[Stored entries]
════════════════════
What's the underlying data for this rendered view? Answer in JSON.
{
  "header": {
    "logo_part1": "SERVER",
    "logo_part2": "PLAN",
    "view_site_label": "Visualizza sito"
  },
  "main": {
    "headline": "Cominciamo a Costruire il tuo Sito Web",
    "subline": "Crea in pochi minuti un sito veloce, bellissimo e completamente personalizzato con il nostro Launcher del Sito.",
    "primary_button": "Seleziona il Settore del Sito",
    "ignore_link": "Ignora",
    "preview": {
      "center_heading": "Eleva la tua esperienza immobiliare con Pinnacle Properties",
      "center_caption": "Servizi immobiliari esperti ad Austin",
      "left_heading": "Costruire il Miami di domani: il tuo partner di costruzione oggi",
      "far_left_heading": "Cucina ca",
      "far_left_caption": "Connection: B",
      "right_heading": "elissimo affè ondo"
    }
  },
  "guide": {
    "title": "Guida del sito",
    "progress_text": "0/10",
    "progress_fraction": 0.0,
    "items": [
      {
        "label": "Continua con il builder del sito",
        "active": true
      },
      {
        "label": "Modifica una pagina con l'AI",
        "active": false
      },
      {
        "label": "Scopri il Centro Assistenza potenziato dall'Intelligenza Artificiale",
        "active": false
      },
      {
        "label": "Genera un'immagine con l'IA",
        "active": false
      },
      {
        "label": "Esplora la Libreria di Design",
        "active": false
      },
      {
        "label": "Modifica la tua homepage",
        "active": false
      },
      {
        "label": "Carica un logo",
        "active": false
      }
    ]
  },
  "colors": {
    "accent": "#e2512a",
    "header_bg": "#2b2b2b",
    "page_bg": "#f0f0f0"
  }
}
════════════════════
_AIM_
Return every line of the preceding records in which the word "Costruire" appears.

_SOLVED PROBLEM_
    "headline": "Cominciamo a Costruire il tuo Sito Web",
      "left_heading": "Costruire il Miami di domani: il tuo partner di costruzione oggi",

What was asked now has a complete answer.